Return the data exactly, with all pictures removed.

-------

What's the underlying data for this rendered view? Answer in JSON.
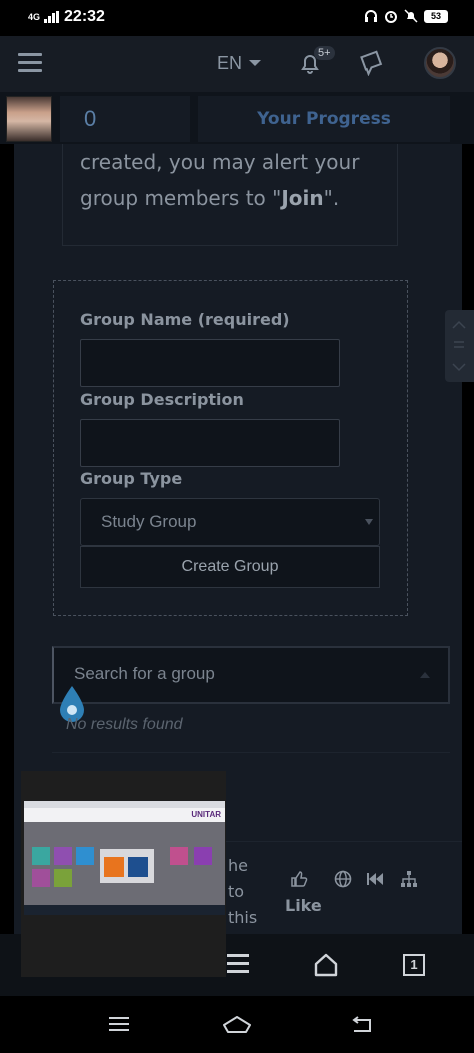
{
  "status_bar": {
    "network": "4G",
    "time": "22:32",
    "battery": "53"
  },
  "header": {
    "language": "EN",
    "notification_badge": "5+"
  },
  "progress": {
    "count": "0",
    "title": "Your Progress"
  },
  "intro": {
    "line1": "created, you may alert your",
    "line2_prefix": "group members to \"",
    "line2_bold": "Join",
    "line2_suffix": "\"."
  },
  "form": {
    "group_name_label": "Group Name (required)",
    "group_name_value": "",
    "group_description_label": "Group Description",
    "group_description_value": "",
    "group_type_label": "Group Type",
    "group_type_selected": "Study Group",
    "create_button": "Create Group"
  },
  "search": {
    "placeholder": "Search for a group",
    "no_results": "No results found"
  },
  "bottom_snippet": {
    "line1": "he",
    "line2": "to",
    "line3": "this",
    "like_label": "Like"
  },
  "overlay": {
    "brand": "UNITAR"
  },
  "bottom_nav": {
    "tab_count": "1"
  },
  "colors": {
    "page_bg": "#151b24",
    "header_bg": "#171c24",
    "accent_blue": "#3f6390",
    "drop_icon": "#2e7fb5"
  }
}
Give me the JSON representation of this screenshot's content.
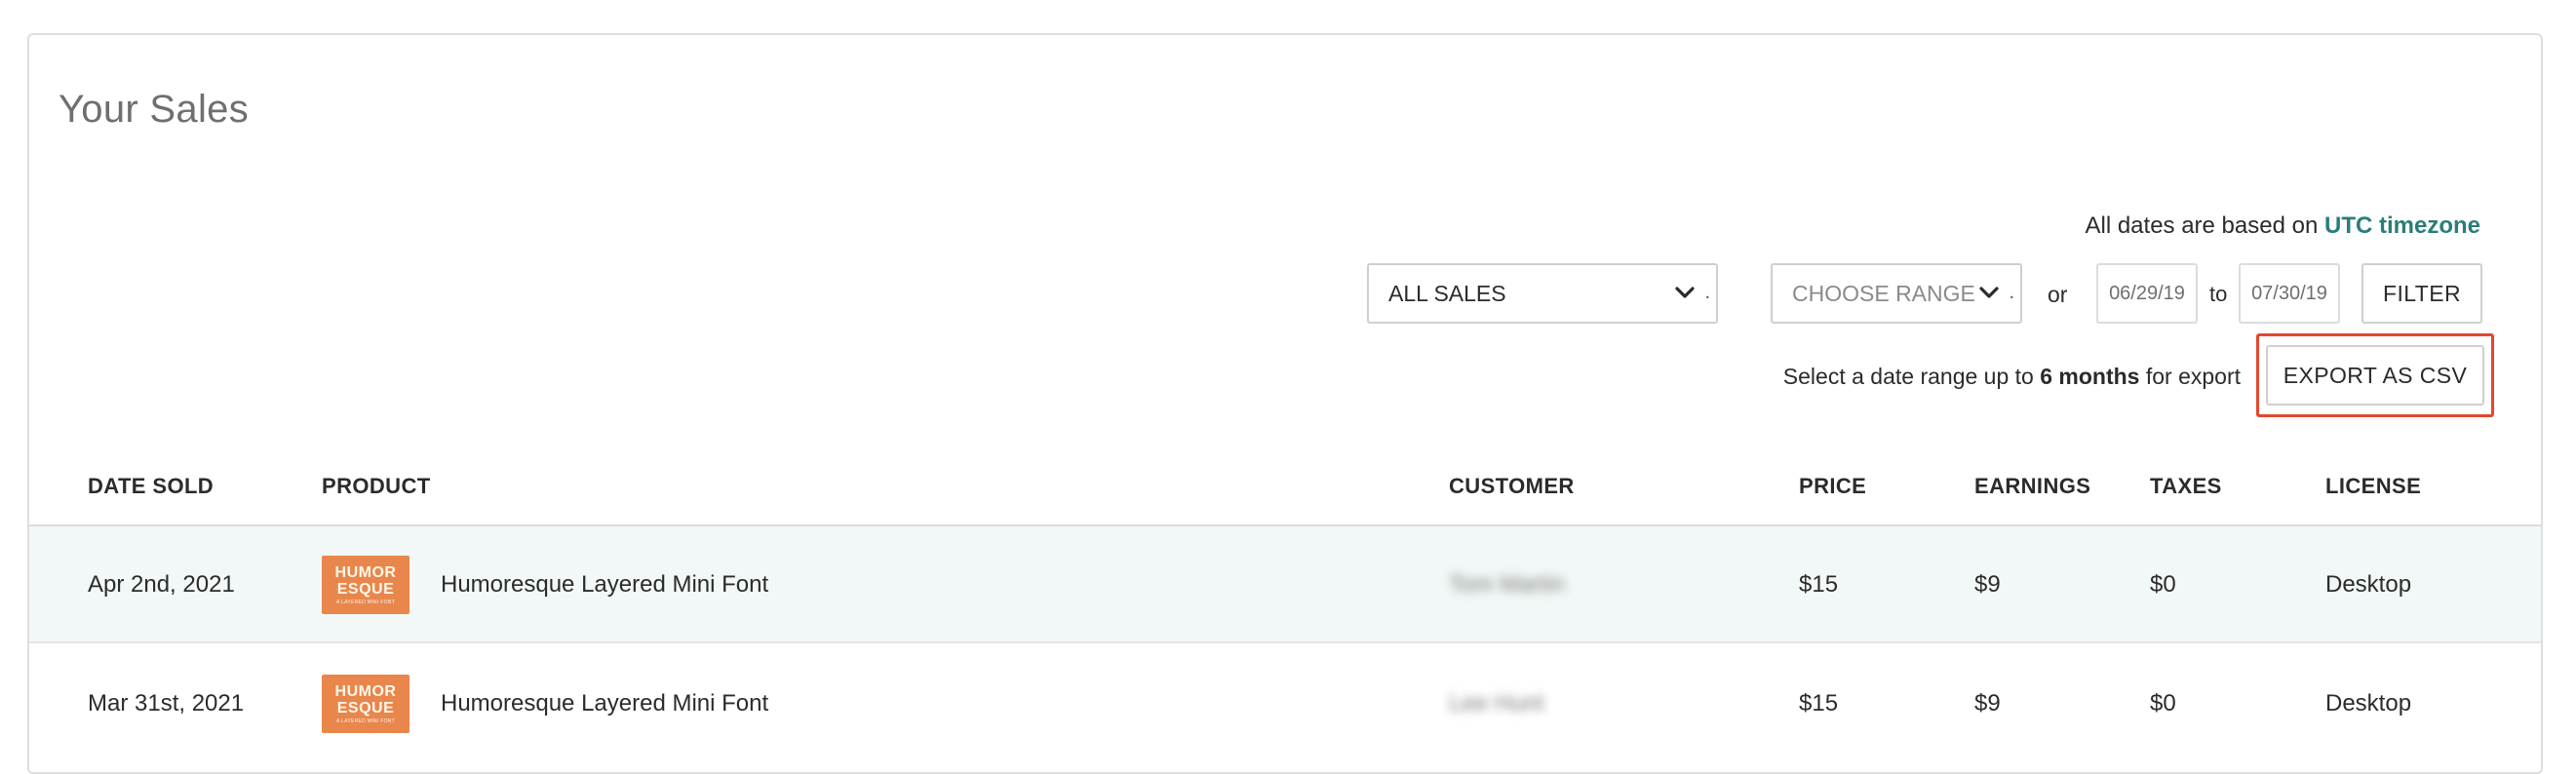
{
  "page": {
    "title": "Your Sales"
  },
  "timezone_note": {
    "prefix": "All dates are based on",
    "link": "UTC timezone"
  },
  "filters": {
    "sales_select": {
      "value": "ALL SALES",
      "icon": "chevron-down-icon"
    },
    "range_select": {
      "value": "CHOOSE RANGE",
      "icon": "chevron-down-icon"
    },
    "or_label": "or",
    "date_from": "06/29/19",
    "to_label": "to",
    "date_to": "07/30/19",
    "filter_button": "FILTER"
  },
  "export": {
    "note_prefix": "Select a date range up to",
    "note_bold": "6 months",
    "note_suffix": "for export",
    "button": "EXPORT AS CSV",
    "highlight_color": "#e2472f"
  },
  "table": {
    "columns": {
      "date_sold": "DATE SOLD",
      "product": "PRODUCT",
      "customer": "CUSTOMER",
      "price": "PRICE",
      "earnings": "EARNINGS",
      "taxes": "TAXES",
      "license": "LICENSE"
    },
    "rows": [
      {
        "date_sold": "Apr 2nd, 2021",
        "thumb_line1": "HUMOR",
        "thumb_line2": "ESQUE",
        "thumb_caption": "A LAYERED MINI FONT",
        "product": "Humoresque Layered Mini Font",
        "customer": "Tom Martin",
        "price": "$15",
        "earnings": "$9",
        "taxes": "$0",
        "license": "Desktop"
      },
      {
        "date_sold": "Mar 31st, 2021",
        "thumb_line1": "HUMOR",
        "thumb_line2": "ESQUE",
        "thumb_caption": "A LAYERED MINI FONT",
        "product": "Humoresque Layered Mini Font",
        "customer": "Lee Hunt",
        "price": "$15",
        "earnings": "$9",
        "taxes": "$0",
        "license": "Desktop"
      }
    ]
  },
  "colors": {
    "accent": "#2a7d78",
    "row_highlight": "#f2f8f7",
    "thumb_bg": "#e9864c"
  }
}
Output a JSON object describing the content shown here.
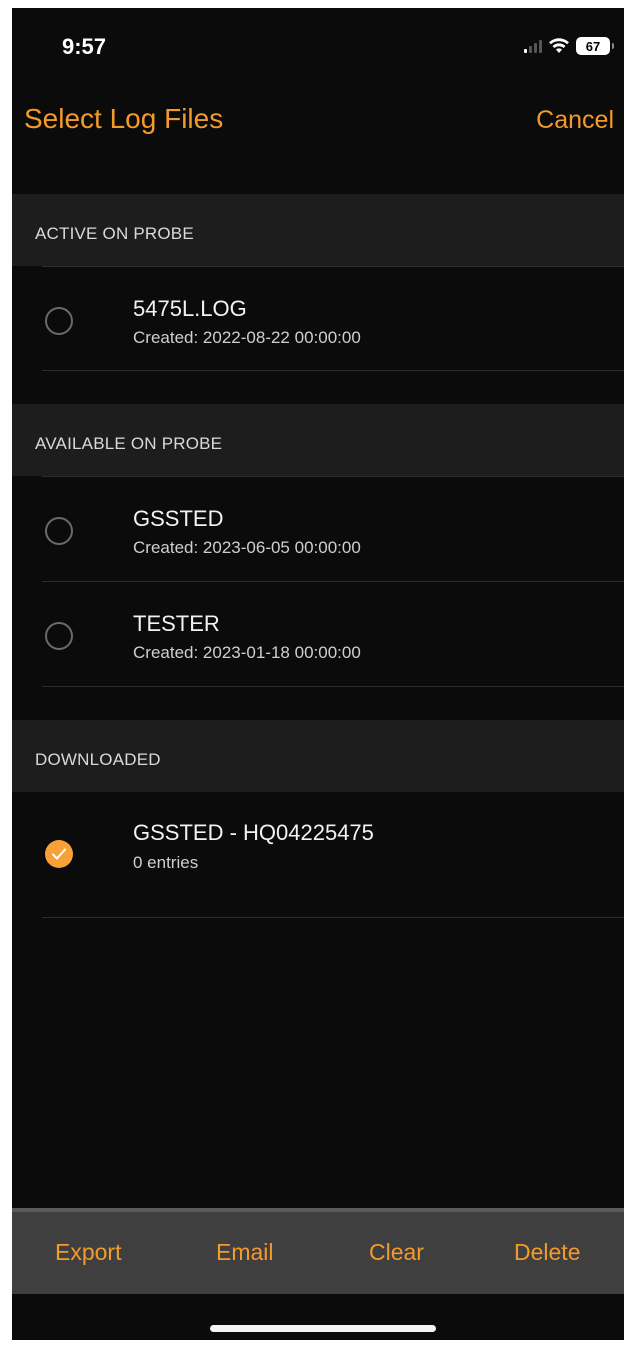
{
  "status_bar": {
    "time": "9:57",
    "battery": "67"
  },
  "nav": {
    "title": "Select Log Files",
    "cancel_label": "Cancel"
  },
  "sections": [
    {
      "header": "ACTIVE ON PROBE",
      "items": [
        {
          "name": "5475L.LOG",
          "detail": "Created: 2022-08-22 00:00:00",
          "selected": false
        }
      ]
    },
    {
      "header": "AVAILABLE ON PROBE",
      "items": [
        {
          "name": "GSSTED",
          "detail": "Created: 2023-06-05 00:00:00",
          "selected": false
        },
        {
          "name": "TESTER",
          "detail": "Created: 2023-01-18 00:00:00",
          "selected": false
        }
      ]
    },
    {
      "header": "DOWNLOADED",
      "items": [
        {
          "name": "GSSTED - HQ04225475",
          "detail": "0 entries",
          "selected": true
        }
      ]
    }
  ],
  "toolbar": {
    "export_label": "Export",
    "email_label": "Email",
    "clear_label": "Clear",
    "delete_label": "Delete"
  },
  "colors": {
    "accent": "#f39a2b",
    "background": "#0b0b0b",
    "section_header_bg": "#1d1d1d",
    "toolbar_bg": "#3f3f3f"
  }
}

-------

• WORKED ANSWER
What's the underlying data for this rendered view? Answer in JSON.
{
  "status_bar": {
    "network": "4G",
    "time": "22:32",
    "battery": "53"
  },
  "header": {
    "language": "EN",
    "notification_badge": "5+"
  },
  "progress": {
    "count": "0",
    "title": "Your Progress"
  },
  "intro": {
    "line1": "created, you may alert your",
    "line2_prefix": "group members to \"",
    "line2_bold": "Join",
    "line2_suffix": "\"."
  },
  "form": {
    "group_name_label": "Group Name (required)",
    "group_name_value": "",
    "group_description_label": "Group Description",
    "group_description_value": "",
    "group_type_label": "Group Type",
    "group_type_selected": "Study Group",
    "create_button": "Create Group"
  },
  "search": {
    "placeholder": "Search for a group",
    "no_results": "No results found"
  },
  "bottom_snippet": {
    "line1": "he",
    "line2": "to",
    "line3": "this",
    "like_label": "Like"
  },
  "overlay": {
    "brand": "UNITAR"
  },
  "bottom_nav": {
    "tab_count": "1"
  },
  "colors": {
    "page_bg": "#151b24",
    "header_bg": "#171c24",
    "accent_blue": "#3f6390",
    "drop_icon": "#2e7fb5"
  }
}
Give me the JSON representation of this screenshot's content.
{
  "page": {
    "title": "Your Sales"
  },
  "timezone_note": {
    "prefix": "All dates are based on",
    "link": "UTC timezone"
  },
  "filters": {
    "sales_select": {
      "value": "ALL SALES",
      "icon": "chevron-down-icon"
    },
    "range_select": {
      "value": "CHOOSE RANGE",
      "icon": "chevron-down-icon"
    },
    "or_label": "or",
    "date_from": "06/29/19",
    "to_label": "to",
    "date_to": "07/30/19",
    "filter_button": "FILTER"
  },
  "export": {
    "note_prefix": "Select a date range up to",
    "note_bold": "6 months",
    "note_suffix": "for export",
    "button": "EXPORT AS CSV",
    "highlight_color": "#e2472f"
  },
  "table": {
    "columns": {
      "date_sold": "DATE SOLD",
      "product": "PRODUCT",
      "customer": "CUSTOMER",
      "price": "PRICE",
      "earnings": "EARNINGS",
      "taxes": "TAXES",
      "license": "LICENSE"
    },
    "rows": [
      {
        "date_sold": "Apr 2nd, 2021",
        "thumb_line1": "HUMOR",
        "thumb_line2": "ESQUE",
        "thumb_caption": "A LAYERED MINI FONT",
        "product": "Humoresque Layered Mini Font",
        "customer": "Tom Martin",
        "price": "$15",
        "earnings": "$9",
        "taxes": "$0",
        "license": "Desktop"
      },
      {
        "date_sold": "Mar 31st, 2021",
        "thumb_line1": "HUMOR",
        "thumb_line2": "ESQUE",
        "thumb_caption": "A LAYERED MINI FONT",
        "product": "Humoresque Layered Mini Font",
        "customer": "Lee Hunt",
        "price": "$15",
        "earnings": "$9",
        "taxes": "$0",
        "license": "Desktop"
      }
    ]
  },
  "colors": {
    "accent": "#2a7d78",
    "row_highlight": "#f2f8f7",
    "thumb_bg": "#e9864c"
  }
}
Output a JSON object describing the content shown here.
{
  "status_bar": {
    "time": "9:57",
    "battery": "67"
  },
  "nav": {
    "title": "Select Log Files",
    "cancel_label": "Cancel"
  },
  "sections": [
    {
      "header": "ACTIVE ON PROBE",
      "items": [
        {
          "name": "5475L.LOG",
          "detail": "Created: 2022-08-22 00:00:00",
          "selected": false
        }
      ]
    },
    {
      "header": "AVAILABLE ON PROBE",
      "items": [
        {
          "name": "GSSTED",
          "detail": "Created: 2023-06-05 00:00:00",
          "selected": false
        },
        {
          "name": "TESTER",
          "detail": "Created: 2023-01-18 00:00:00",
          "selected": false
        }
      ]
    },
    {
      "header": "DOWNLOADED",
      "items": [
        {
          "name": "GSSTED - HQ04225475",
          "detail": "0 entries",
          "selected": true
        }
      ]
    }
  ],
  "toolbar": {
    "export_label": "Export",
    "email_label": "Email",
    "clear_label": "Clear",
    "delete_label": "Delete"
  },
  "colors": {
    "accent": "#f39a2b",
    "background": "#0b0b0b",
    "section_header_bg": "#1d1d1d",
    "toolbar_bg": "#3f3f3f"
  }
}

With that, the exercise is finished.